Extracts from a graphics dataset
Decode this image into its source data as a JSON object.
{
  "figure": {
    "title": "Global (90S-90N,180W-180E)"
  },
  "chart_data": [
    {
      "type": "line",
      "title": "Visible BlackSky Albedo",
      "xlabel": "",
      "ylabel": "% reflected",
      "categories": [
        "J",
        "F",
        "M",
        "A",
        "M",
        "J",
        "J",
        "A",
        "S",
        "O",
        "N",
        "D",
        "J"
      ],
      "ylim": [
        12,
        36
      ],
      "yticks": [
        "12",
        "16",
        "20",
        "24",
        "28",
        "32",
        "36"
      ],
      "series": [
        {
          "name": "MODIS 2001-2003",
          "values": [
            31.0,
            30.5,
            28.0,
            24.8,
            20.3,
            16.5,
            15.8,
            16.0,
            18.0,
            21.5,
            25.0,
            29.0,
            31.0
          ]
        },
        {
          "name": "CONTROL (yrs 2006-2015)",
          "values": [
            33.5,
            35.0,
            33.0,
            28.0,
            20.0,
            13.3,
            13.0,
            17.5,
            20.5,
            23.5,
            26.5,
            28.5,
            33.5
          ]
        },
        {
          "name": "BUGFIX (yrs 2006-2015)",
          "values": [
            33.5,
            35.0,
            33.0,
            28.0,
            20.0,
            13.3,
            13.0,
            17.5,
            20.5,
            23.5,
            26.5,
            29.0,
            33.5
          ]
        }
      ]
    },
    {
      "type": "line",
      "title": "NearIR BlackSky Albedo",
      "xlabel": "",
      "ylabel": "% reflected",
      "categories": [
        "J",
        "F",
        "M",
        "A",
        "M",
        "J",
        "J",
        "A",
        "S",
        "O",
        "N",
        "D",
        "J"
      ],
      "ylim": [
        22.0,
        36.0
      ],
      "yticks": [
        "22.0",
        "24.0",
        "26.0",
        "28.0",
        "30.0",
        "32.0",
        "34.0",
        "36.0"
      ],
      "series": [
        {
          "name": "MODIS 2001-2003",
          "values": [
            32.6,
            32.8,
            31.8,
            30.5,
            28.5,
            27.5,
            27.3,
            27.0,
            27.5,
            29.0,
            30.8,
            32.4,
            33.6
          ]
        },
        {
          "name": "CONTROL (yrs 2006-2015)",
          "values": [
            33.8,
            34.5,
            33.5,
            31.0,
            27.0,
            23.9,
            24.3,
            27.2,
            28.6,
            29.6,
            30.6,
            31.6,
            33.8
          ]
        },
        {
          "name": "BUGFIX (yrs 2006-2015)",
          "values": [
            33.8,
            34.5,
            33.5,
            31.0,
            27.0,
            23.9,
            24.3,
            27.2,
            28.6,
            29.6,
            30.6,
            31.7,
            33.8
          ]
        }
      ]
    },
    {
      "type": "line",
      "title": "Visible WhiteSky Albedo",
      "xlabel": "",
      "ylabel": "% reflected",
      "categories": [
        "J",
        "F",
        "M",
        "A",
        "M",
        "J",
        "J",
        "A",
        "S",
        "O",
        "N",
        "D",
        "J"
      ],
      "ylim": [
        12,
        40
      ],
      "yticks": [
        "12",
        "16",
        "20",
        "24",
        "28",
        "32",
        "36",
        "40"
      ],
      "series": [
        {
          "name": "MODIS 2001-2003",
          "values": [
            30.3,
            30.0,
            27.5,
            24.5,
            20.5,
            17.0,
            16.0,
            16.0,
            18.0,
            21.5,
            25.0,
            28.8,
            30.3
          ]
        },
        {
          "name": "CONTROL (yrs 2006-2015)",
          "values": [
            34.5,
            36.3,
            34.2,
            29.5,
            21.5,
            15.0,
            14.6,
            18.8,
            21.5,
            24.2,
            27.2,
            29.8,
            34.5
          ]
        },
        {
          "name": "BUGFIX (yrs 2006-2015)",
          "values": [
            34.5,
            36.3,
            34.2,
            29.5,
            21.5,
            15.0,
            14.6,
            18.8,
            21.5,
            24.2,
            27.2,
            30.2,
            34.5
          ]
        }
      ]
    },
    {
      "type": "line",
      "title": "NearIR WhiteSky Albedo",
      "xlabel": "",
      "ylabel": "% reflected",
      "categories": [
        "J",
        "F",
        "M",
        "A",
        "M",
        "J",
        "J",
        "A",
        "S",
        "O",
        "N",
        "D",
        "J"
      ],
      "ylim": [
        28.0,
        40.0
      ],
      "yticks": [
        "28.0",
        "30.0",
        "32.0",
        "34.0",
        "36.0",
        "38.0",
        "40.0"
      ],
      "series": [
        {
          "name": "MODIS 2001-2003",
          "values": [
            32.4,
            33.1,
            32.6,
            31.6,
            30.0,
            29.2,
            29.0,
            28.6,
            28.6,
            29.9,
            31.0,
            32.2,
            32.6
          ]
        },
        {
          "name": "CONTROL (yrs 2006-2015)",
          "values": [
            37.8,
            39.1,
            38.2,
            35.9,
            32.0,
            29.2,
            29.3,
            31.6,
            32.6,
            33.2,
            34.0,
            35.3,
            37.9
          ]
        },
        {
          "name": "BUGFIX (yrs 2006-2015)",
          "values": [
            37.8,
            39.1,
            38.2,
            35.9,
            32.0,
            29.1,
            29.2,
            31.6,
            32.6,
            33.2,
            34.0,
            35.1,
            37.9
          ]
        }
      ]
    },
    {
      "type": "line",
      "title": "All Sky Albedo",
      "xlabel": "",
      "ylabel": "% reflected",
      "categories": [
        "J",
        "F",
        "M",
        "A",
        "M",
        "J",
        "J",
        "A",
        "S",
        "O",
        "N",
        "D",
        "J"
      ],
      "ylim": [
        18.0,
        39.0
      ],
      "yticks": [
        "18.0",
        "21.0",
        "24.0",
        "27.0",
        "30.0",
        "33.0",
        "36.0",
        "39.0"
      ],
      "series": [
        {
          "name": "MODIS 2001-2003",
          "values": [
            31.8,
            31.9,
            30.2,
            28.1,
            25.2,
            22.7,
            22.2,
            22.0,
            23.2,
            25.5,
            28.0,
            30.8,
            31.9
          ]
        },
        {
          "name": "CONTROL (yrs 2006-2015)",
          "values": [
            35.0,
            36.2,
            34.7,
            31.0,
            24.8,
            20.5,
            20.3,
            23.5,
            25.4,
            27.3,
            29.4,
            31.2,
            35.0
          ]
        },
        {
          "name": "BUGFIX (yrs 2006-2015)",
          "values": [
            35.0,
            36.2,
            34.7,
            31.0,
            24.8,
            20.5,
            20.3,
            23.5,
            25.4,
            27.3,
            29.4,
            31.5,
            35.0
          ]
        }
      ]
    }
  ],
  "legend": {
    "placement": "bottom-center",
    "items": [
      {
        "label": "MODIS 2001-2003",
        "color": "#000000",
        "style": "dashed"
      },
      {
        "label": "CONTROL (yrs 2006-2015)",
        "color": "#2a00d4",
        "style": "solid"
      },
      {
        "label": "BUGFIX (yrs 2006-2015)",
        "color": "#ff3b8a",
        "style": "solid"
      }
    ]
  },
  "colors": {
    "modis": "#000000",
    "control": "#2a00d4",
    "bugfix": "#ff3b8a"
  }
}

**What the task requires**
Each line of the material above must be retyped precisely.

**Full response**
Decode this image into its source data as a JSON object.
{
  "figure": {
    "title": "Global (90S-90N,180W-180E)"
  },
  "chart_data": [
    {
      "type": "line",
      "title": "Visible BlackSky Albedo",
      "xlabel": "",
      "ylabel": "% reflected",
      "categories": [
        "J",
        "F",
        "M",
        "A",
        "M",
        "J",
        "J",
        "A",
        "S",
        "O",
        "N",
        "D",
        "J"
      ],
      "ylim": [
        12,
        36
      ],
      "yticks": [
        "12",
        "16",
        "20",
        "24",
        "28",
        "32",
        "36"
      ],
      "series": [
        {
          "name": "MODIS 2001-2003",
          "values": [
            31.0,
            30.5,
            28.0,
            24.8,
            20.3,
            16.5,
            15.8,
            16.0,
            18.0,
            21.5,
            25.0,
            29.0,
            31.0
          ]
        },
        {
          "name": "CONTROL (yrs 2006-2015)",
          "values": [
            33.5,
            35.0,
            33.0,
            28.0,
            20.0,
            13.3,
            13.0,
            17.5,
            20.5,
            23.5,
            26.5,
            28.5,
            33.5
          ]
        },
        {
          "name": "BUGFIX (yrs 2006-2015)",
          "values": [
            33.5,
            35.0,
            33.0,
            28.0,
            20.0,
            13.3,
            13.0,
            17.5,
            20.5,
            23.5,
            26.5,
            29.0,
            33.5
          ]
        }
      ]
    },
    {
      "type": "line",
      "title": "NearIR BlackSky Albedo",
      "xlabel": "",
      "ylabel": "% reflected",
      "categories": [
        "J",
        "F",
        "M",
        "A",
        "M",
        "J",
        "J",
        "A",
        "S",
        "O",
        "N",
        "D",
        "J"
      ],
      "ylim": [
        22.0,
        36.0
      ],
      "yticks": [
        "22.0",
        "24.0",
        "26.0",
        "28.0",
        "30.0",
        "32.0",
        "34.0",
        "36.0"
      ],
      "series": [
        {
          "name": "MODIS 2001-2003",
          "values": [
            32.6,
            32.8,
            31.8,
            30.5,
            28.5,
            27.5,
            27.3,
            27.0,
            27.5,
            29.0,
            30.8,
            32.4,
            33.6
          ]
        },
        {
          "name": "CONTROL (yrs 2006-2015)",
          "values": [
            33.8,
            34.5,
            33.5,
            31.0,
            27.0,
            23.9,
            24.3,
            27.2,
            28.6,
            29.6,
            30.6,
            31.6,
            33.8
          ]
        },
        {
          "name": "BUGFIX (yrs 2006-2015)",
          "values": [
            33.8,
            34.5,
            33.5,
            31.0,
            27.0,
            23.9,
            24.3,
            27.2,
            28.6,
            29.6,
            30.6,
            31.7,
            33.8
          ]
        }
      ]
    },
    {
      "type": "line",
      "title": "Visible WhiteSky Albedo",
      "xlabel": "",
      "ylabel": "% reflected",
      "categories": [
        "J",
        "F",
        "M",
        "A",
        "M",
        "J",
        "J",
        "A",
        "S",
        "O",
        "N",
        "D",
        "J"
      ],
      "ylim": [
        12,
        40
      ],
      "yticks": [
        "12",
        "16",
        "20",
        "24",
        "28",
        "32",
        "36",
        "40"
      ],
      "series": [
        {
          "name": "MODIS 2001-2003",
          "values": [
            30.3,
            30.0,
            27.5,
            24.5,
            20.5,
            17.0,
            16.0,
            16.0,
            18.0,
            21.5,
            25.0,
            28.8,
            30.3
          ]
        },
        {
          "name": "CONTROL (yrs 2006-2015)",
          "values": [
            34.5,
            36.3,
            34.2,
            29.5,
            21.5,
            15.0,
            14.6,
            18.8,
            21.5,
            24.2,
            27.2,
            29.8,
            34.5
          ]
        },
        {
          "name": "BUGFIX (yrs 2006-2015)",
          "values": [
            34.5,
            36.3,
            34.2,
            29.5,
            21.5,
            15.0,
            14.6,
            18.8,
            21.5,
            24.2,
            27.2,
            30.2,
            34.5
          ]
        }
      ]
    },
    {
      "type": "line",
      "title": "NearIR WhiteSky Albedo",
      "xlabel": "",
      "ylabel": "% reflected",
      "categories": [
        "J",
        "F",
        "M",
        "A",
        "M",
        "J",
        "J",
        "A",
        "S",
        "O",
        "N",
        "D",
        "J"
      ],
      "ylim": [
        28.0,
        40.0
      ],
      "yticks": [
        "28.0",
        "30.0",
        "32.0",
        "34.0",
        "36.0",
        "38.0",
        "40.0"
      ],
      "series": [
        {
          "name": "MODIS 2001-2003",
          "values": [
            32.4,
            33.1,
            32.6,
            31.6,
            30.0,
            29.2,
            29.0,
            28.6,
            28.6,
            29.9,
            31.0,
            32.2,
            32.6
          ]
        },
        {
          "name": "CONTROL (yrs 2006-2015)",
          "values": [
            37.8,
            39.1,
            38.2,
            35.9,
            32.0,
            29.2,
            29.3,
            31.6,
            32.6,
            33.2,
            34.0,
            35.3,
            37.9
          ]
        },
        {
          "name": "BUGFIX (yrs 2006-2015)",
          "values": [
            37.8,
            39.1,
            38.2,
            35.9,
            32.0,
            29.1,
            29.2,
            31.6,
            32.6,
            33.2,
            34.0,
            35.1,
            37.9
          ]
        }
      ]
    },
    {
      "type": "line",
      "title": "All Sky Albedo",
      "xlabel": "",
      "ylabel": "% reflected",
      "categories": [
        "J",
        "F",
        "M",
        "A",
        "M",
        "J",
        "J",
        "A",
        "S",
        "O",
        "N",
        "D",
        "J"
      ],
      "ylim": [
        18.0,
        39.0
      ],
      "yticks": [
        "18.0",
        "21.0",
        "24.0",
        "27.0",
        "30.0",
        "33.0",
        "36.0",
        "39.0"
      ],
      "series": [
        {
          "name": "MODIS 2001-2003",
          "values": [
            31.8,
            31.9,
            30.2,
            28.1,
            25.2,
            22.7,
            22.2,
            22.0,
            23.2,
            25.5,
            28.0,
            30.8,
            31.9
          ]
        },
        {
          "name": "CONTROL (yrs 2006-2015)",
          "values": [
            35.0,
            36.2,
            34.7,
            31.0,
            24.8,
            20.5,
            20.3,
            23.5,
            25.4,
            27.3,
            29.4,
            31.2,
            35.0
          ]
        },
        {
          "name": "BUGFIX (yrs 2006-2015)",
          "values": [
            35.0,
            36.2,
            34.7,
            31.0,
            24.8,
            20.5,
            20.3,
            23.5,
            25.4,
            27.3,
            29.4,
            31.5,
            35.0
          ]
        }
      ]
    }
  ],
  "legend": {
    "placement": "bottom-center",
    "items": [
      {
        "label": "MODIS 2001-2003",
        "color": "#000000",
        "style": "dashed"
      },
      {
        "label": "CONTROL (yrs 2006-2015)",
        "color": "#2a00d4",
        "style": "solid"
      },
      {
        "label": "BUGFIX (yrs 2006-2015)",
        "color": "#ff3b8a",
        "style": "solid"
      }
    ]
  },
  "colors": {
    "modis": "#000000",
    "control": "#2a00d4",
    "bugfix": "#ff3b8a"
  }
}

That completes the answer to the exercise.